Crítica| Carlos Reyes
PARRAFO>Luego de una introducción sencilla y graciosa, Humorum uruguayensis arranca con una charla informal entre los actores más veteranos, que interrogados por la siempre alegre Laura Sánchez van contando sus primeros pasos en el mundo artístico, varias décadas atrás. Y al mejor estilo café concert, las anécdotas dejan caer comentarios políticos, en los que cobran parejo la derecha y la izquierda. Con el ambiente ya distendido, empieza de lleno este devenir de sketches realizado a imagen y semejanza del viejo humor de Decalegrón.
Cuatro telones de distintos tonos permiten trabajar con una caja escénica que aumenta o disminuye su profundidad según la ocasión. Esta modalidad, que compensa la escasa escenografía, deja prácticamente el escenario vacío, para que el espectador centre su atención en los actores, protagonistas absolutos del espectáculo. Son ellos, con procedimientos humorísticos simples que recurren mucho al absurdo, los que cargan sobre sus espaldas números de diverso calibre y muy variada extensión: unos mudos, otros individuales, y muchos en grupo, a veces con chistes intercalados.

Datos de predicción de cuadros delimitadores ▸
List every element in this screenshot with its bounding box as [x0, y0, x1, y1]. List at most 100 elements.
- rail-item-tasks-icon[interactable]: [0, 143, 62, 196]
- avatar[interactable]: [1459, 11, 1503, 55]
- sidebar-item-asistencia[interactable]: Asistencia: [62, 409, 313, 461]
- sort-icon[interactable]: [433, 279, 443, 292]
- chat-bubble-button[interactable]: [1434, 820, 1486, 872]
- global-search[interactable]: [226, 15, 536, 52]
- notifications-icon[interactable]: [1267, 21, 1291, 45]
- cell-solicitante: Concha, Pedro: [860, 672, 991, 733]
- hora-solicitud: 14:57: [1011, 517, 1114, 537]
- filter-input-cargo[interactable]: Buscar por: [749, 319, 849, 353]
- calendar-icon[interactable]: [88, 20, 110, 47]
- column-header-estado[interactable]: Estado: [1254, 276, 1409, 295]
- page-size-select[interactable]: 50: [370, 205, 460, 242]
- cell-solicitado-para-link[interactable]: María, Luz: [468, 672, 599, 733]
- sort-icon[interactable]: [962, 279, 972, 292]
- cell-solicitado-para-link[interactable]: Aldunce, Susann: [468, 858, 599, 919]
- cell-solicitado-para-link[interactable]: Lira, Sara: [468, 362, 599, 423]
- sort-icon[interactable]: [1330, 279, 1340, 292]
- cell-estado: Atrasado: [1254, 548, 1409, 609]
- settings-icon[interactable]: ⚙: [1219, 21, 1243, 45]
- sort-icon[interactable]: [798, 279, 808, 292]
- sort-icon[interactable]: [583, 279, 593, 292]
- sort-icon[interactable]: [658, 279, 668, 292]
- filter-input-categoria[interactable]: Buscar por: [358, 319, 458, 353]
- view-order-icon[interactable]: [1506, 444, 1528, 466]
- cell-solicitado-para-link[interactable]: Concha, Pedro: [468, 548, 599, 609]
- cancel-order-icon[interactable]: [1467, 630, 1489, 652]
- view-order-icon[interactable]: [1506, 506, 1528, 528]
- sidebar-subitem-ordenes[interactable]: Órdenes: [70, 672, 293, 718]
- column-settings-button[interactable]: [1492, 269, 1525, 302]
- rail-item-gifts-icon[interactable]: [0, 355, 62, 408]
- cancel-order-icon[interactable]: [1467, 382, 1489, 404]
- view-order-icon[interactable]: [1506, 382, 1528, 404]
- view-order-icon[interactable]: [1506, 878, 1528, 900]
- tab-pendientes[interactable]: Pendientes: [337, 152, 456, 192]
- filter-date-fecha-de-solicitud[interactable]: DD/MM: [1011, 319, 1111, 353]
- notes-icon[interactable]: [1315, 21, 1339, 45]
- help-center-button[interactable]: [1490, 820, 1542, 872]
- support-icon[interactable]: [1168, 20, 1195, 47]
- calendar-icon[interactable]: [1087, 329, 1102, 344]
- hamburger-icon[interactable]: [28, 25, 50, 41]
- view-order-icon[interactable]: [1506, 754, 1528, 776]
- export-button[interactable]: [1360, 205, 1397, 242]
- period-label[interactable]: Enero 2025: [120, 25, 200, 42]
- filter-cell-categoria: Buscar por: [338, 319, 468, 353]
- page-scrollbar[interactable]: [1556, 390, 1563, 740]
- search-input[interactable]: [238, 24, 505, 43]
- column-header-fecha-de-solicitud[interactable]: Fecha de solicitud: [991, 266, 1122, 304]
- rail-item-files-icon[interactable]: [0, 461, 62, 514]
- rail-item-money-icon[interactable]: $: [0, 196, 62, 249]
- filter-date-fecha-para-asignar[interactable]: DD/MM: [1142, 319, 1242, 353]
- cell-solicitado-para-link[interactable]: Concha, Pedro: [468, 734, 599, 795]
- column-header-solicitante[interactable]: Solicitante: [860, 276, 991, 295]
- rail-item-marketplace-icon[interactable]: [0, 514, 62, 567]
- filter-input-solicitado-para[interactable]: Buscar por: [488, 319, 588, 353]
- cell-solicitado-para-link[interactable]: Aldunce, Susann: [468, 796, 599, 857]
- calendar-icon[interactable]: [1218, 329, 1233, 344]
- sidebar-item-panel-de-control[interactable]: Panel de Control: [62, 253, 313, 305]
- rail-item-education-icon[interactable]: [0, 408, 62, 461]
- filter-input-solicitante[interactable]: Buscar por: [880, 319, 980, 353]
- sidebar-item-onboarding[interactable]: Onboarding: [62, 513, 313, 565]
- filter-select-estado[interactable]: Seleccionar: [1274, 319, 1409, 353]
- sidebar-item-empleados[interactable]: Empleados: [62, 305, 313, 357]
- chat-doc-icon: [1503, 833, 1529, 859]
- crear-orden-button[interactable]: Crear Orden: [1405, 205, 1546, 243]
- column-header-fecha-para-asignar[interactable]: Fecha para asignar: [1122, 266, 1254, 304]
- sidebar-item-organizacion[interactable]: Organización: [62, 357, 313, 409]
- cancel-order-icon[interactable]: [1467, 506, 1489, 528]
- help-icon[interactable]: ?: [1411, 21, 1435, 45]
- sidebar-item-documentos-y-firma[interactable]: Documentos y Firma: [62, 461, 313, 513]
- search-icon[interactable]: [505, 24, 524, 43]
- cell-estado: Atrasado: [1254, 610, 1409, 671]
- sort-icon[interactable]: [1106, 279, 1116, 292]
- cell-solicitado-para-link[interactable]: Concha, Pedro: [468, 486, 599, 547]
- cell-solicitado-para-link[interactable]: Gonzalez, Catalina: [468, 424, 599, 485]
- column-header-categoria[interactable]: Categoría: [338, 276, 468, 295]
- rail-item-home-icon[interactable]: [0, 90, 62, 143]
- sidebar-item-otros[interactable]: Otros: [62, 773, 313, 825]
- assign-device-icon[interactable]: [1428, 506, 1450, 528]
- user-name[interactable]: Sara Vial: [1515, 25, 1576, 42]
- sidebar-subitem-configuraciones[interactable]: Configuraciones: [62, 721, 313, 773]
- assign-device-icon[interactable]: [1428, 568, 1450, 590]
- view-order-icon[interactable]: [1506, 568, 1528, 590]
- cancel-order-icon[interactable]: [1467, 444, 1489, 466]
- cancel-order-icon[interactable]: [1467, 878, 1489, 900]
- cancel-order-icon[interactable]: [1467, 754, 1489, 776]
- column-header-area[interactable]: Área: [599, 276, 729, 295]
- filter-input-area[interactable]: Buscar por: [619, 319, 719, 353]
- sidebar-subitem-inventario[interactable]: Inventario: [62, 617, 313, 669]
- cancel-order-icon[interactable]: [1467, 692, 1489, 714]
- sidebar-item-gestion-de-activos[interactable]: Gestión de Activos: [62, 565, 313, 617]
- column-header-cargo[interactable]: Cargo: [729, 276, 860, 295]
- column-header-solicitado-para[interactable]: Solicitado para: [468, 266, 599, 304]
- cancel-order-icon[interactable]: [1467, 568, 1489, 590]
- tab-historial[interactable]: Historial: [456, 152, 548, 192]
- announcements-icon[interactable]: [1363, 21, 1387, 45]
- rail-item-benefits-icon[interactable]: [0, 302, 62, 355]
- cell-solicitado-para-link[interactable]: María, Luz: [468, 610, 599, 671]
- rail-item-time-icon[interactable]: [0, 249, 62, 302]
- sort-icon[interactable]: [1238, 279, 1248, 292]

Instrucciones ▸
1: Según la crítica de Humorum uruguayensis, ¿cuántos telones permiten trabajar con la caja escénica?
2: Prosigue la crítica de Humorum uruguayensis a partir de su última oración.

Tus respuestas ▸
1: Cuatro telones de distintos tonos.

2:
Entre las más divertidas están las escenas mudas. La Samba del Maquillaje, sobre idea de Los Lobizones (apodo de los libretistas Jorge y Daniel Scheck, a quienes este espectáculo rinde homenaje), permite a Laura Sánchez exhibir su ágil gestualidad. Más gracioso aún es La Reina del Ritmo, donde la actriz baila al son de un par de pechos postizos que, aunque están dentro de su vestido, tienen vida independiente.
Menos sorpresa —principalmente para el público mayor— hay en otros tramos del show. La clásica escena del velorio se presta para hilvanar los consabidos chistes que se hacen en esas circunstancias. Un cuadro en manos de Eduardo D’Angelo resucita el humor del hombre del doblaje. Algo menos de interés tiene el monólogo que este intérprete le dedica al seguidor que lo ilumina entre lo oscuro de la escena. De todos modos, el público acompaña con su aplauso.
Otros sketches, algunos más apoyados en lo físico, vuelven a dinamizar el asunto. Con partes iguales de ingenuidad y absurdo, El Asalto juega con el reencuentro de dos viejos amigos que son a su vez ladrón y víctima. Cacho de la Cruz, más histriónico que D’Angelo y Frade, engancha al público (tocadiscos mediante) con un número de fonomímica, y vuelve a acertar con el clásico mago al que no le salen los trucos.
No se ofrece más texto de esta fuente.